Entries with figure data

-- begin --

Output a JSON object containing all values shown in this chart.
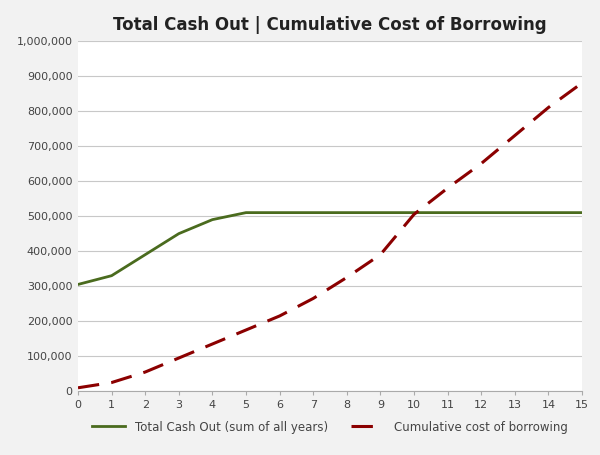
{
  "title": "Total Cash Out | Cumulative Cost of Borrowing",
  "x_cash_out": [
    0,
    1,
    2,
    3,
    4,
    5,
    6,
    7,
    8,
    9,
    10,
    11,
    12,
    13,
    14,
    15
  ],
  "y_cash_out": [
    305000,
    330000,
    390000,
    450000,
    490000,
    510000,
    510000,
    510000,
    510000,
    510000,
    510000,
    510000,
    510000,
    510000,
    510000,
    510000
  ],
  "x_cumulative": [
    0,
    1,
    2,
    3,
    4,
    5,
    6,
    7,
    8,
    9,
    10,
    11,
    12,
    13,
    14,
    15
  ],
  "y_cumulative": [
    10000,
    25000,
    55000,
    95000,
    135000,
    175000,
    215000,
    265000,
    325000,
    390000,
    505000,
    580000,
    650000,
    730000,
    810000,
    880000
  ],
  "cash_out_color": "#4a6b1e",
  "cumulative_color": "#8b0000",
  "cash_out_label": "Total Cash Out (sum of all years)",
  "cumulative_label": "Cumulative cost of borrowing",
  "xlim": [
    0,
    15
  ],
  "ylim": [
    0,
    1000000
  ],
  "yticks": [
    0,
    100000,
    200000,
    300000,
    400000,
    500000,
    600000,
    700000,
    800000,
    900000,
    1000000
  ],
  "xticks": [
    0,
    1,
    2,
    3,
    4,
    5,
    6,
    7,
    8,
    9,
    10,
    11,
    12,
    13,
    14,
    15
  ],
  "background_color": "#f2f2f2",
  "plot_bg_color": "#ffffff",
  "grid_color": "#c8c8c8",
  "title_fontsize": 12,
  "legend_fontsize": 8.5,
  "tick_fontsize": 8
}
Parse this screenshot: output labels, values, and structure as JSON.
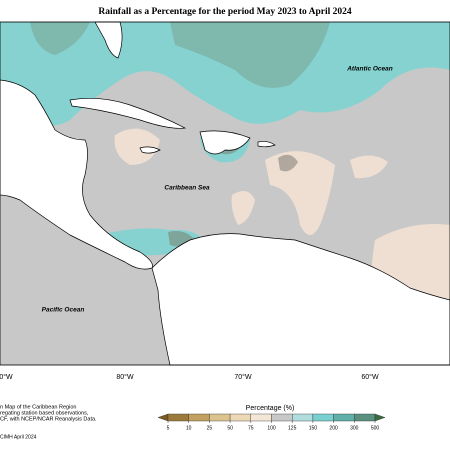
{
  "title": "Rainfall as a Percentage for the period May 2023 to April 2024",
  "map_labels": {
    "atlantic": "Atlantic Ocean",
    "caribbean": "Caribbean Sea",
    "pacific": "Pacific Ocean"
  },
  "longitude_labels": [
    "0°W",
    "80°W",
    "70°W",
    "60°W"
  ],
  "source_text": [
    "n Map of the Caribbean Region",
    "regating station based observations,",
    "CF, with NCEP/NCAR Reanalysis Data."
  ],
  "credit": "CIMH April 2024",
  "legend": {
    "title": "Percentage (%)",
    "ticks": [
      5,
      10,
      25,
      50,
      75,
      100,
      125,
      150,
      200,
      300,
      500
    ],
    "colors": [
      "#7a5a20",
      "#9c7a3c",
      "#c2a060",
      "#dcc38e",
      "#ecd8b4",
      "#f3e6d6",
      "#c8c8c8",
      "#b0dede",
      "#78d0d0",
      "#5fb0a8",
      "#5a9080",
      "#3a6a40"
    ]
  }
}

-- end --

→ Exercise:
Copy verbatim the span that opens at the line with "Parse this screenshot: output" and closes at the final line of the listing. Do not carry over any pictures.

→ Answer to this task:
Parse this screenshot: output labels, values, and structure as JSON.
{
  "title": "Rainfall as a Percentage for the period May 2023 to April 2024",
  "map_labels": {
    "atlantic": "Atlantic Ocean",
    "caribbean": "Caribbean Sea",
    "pacific": "Pacific Ocean"
  },
  "longitude_labels": [
    "0°W",
    "80°W",
    "70°W",
    "60°W"
  ],
  "source_text": [
    "n Map of the Caribbean Region",
    "regating station based observations,",
    "CF, with NCEP/NCAR Reanalysis Data."
  ],
  "credit": "CIMH April 2024",
  "legend": {
    "title": "Percentage (%)",
    "ticks": [
      5,
      10,
      25,
      50,
      75,
      100,
      125,
      150,
      200,
      300,
      500
    ],
    "colors": [
      "#7a5a20",
      "#9c7a3c",
      "#c2a060",
      "#dcc38e",
      "#ecd8b4",
      "#f3e6d6",
      "#c8c8c8",
      "#b0dede",
      "#78d0d0",
      "#5fb0a8",
      "#5a9080",
      "#3a6a40"
    ]
  }
}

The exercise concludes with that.